**WORK REQUIRED**
Among the records that follow, count the lines with the string "stats"; report only that count.

━━━━

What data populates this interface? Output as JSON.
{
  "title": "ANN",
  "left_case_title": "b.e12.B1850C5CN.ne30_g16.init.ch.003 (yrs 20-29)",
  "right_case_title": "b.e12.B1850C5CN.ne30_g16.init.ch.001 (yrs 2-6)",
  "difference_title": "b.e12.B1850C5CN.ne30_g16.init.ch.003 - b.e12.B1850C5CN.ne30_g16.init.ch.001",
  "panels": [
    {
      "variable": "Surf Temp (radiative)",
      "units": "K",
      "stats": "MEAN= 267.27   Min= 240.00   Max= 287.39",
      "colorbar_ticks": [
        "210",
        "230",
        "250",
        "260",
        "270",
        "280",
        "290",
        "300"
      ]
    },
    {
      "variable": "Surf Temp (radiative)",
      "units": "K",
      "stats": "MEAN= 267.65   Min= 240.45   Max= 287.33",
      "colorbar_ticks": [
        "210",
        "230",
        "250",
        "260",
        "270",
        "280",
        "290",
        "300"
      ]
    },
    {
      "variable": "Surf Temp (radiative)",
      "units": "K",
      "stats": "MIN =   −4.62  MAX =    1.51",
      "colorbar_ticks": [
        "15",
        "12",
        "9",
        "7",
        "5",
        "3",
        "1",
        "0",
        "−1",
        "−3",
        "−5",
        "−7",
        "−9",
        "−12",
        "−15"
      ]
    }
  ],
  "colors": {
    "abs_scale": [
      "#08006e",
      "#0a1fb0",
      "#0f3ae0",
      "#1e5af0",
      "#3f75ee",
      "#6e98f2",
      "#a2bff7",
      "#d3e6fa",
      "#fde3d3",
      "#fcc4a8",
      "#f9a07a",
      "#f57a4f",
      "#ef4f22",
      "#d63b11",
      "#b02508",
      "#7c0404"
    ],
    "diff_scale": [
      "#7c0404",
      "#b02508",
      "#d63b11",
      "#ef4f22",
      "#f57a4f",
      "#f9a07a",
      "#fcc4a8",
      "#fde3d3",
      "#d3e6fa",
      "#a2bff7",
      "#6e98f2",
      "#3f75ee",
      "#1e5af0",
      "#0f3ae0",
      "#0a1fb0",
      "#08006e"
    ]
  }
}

━━━━

**OUTPUT**
3